WORK ITEM
Print out the data below. Do not alter a single line.

------ GIVEN RECORDS ------

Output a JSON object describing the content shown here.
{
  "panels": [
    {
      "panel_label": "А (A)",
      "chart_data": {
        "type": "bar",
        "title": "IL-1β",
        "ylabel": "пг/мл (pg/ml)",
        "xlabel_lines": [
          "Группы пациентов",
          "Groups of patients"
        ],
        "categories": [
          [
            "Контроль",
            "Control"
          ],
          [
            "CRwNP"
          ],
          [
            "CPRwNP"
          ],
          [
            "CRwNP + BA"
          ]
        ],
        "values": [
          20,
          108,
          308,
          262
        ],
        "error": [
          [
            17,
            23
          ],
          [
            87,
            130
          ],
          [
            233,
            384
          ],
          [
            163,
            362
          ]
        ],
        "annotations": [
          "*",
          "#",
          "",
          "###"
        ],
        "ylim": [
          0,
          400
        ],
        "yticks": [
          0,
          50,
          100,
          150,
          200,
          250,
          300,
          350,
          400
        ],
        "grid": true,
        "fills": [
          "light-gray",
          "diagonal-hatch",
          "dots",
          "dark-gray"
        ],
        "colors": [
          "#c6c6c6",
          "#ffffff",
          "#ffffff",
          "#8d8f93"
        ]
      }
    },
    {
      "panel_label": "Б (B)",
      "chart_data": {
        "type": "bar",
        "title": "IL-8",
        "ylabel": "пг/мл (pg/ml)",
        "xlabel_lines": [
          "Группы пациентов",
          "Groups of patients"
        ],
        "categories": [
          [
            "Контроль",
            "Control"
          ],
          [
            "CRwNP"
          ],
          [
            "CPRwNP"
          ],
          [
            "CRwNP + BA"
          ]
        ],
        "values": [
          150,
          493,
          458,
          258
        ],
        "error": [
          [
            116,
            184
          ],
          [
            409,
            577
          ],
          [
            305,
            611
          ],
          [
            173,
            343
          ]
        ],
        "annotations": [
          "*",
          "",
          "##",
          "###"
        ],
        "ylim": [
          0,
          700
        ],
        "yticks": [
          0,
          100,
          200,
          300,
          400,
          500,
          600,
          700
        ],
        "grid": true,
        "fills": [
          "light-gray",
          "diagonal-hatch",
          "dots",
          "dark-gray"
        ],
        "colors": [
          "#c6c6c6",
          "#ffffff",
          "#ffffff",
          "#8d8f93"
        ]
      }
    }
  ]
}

------

WRITTEN SOLUTION
Output a JSON object describing the content shown here.
{
  "panels": [
    {
      "panel_label": "А (A)",
      "chart_data": {
        "type": "bar",
        "title": "IL-1β",
        "ylabel": "пг/мл (pg/ml)",
        "xlabel_lines": [
          "Группы пациентов",
          "Groups of patients"
        ],
        "categories": [
          [
            "Контроль",
            "Control"
          ],
          [
            "CRwNP"
          ],
          [
            "CPRwNP"
          ],
          [
            "CRwNP + BA"
          ]
        ],
        "values": [
          20,
          108,
          308,
          262
        ],
        "error": [
          [
            17,
            23
          ],
          [
            87,
            130
          ],
          [
            233,
            384
          ],
          [
            163,
            362
          ]
        ],
        "annotations": [
          "*",
          "#",
          "",
          "###"
        ],
        "ylim": [
          0,
          400
        ],
        "yticks": [
          0,
          50,
          100,
          150,
          200,
          250,
          300,
          350,
          400
        ],
        "grid": true,
        "fills": [
          "light-gray",
          "diagonal-hatch",
          "dots",
          "dark-gray"
        ],
        "colors": [
          "#c6c6c6",
          "#ffffff",
          "#ffffff",
          "#8d8f93"
        ]
      }
    },
    {
      "panel_label": "Б (B)",
      "chart_data": {
        "type": "bar",
        "title": "IL-8",
        "ylabel": "пг/мл (pg/ml)",
        "xlabel_lines": [
          "Группы пациентов",
          "Groups of patients"
        ],
        "categories": [
          [
            "Контроль",
            "Control"
          ],
          [
            "CRwNP"
          ],
          [
            "CPRwNP"
          ],
          [
            "CRwNP + BA"
          ]
        ],
        "values": [
          150,
          493,
          458,
          258
        ],
        "error": [
          [
            116,
            184
          ],
          [
            409,
            577
          ],
          [
            305,
            611
          ],
          [
            173,
            343
          ]
        ],
        "annotations": [
          "*",
          "",
          "##",
          "###"
        ],
        "ylim": [
          0,
          700
        ],
        "yticks": [
          0,
          100,
          200,
          300,
          400,
          500,
          600,
          700
        ],
        "grid": true,
        "fills": [
          "light-gray",
          "diagonal-hatch",
          "dots",
          "dark-gray"
        ],
        "colors": [
          "#c6c6c6",
          "#ffffff",
          "#ffffff",
          "#8d8f93"
        ]
      }
    }
  ]
}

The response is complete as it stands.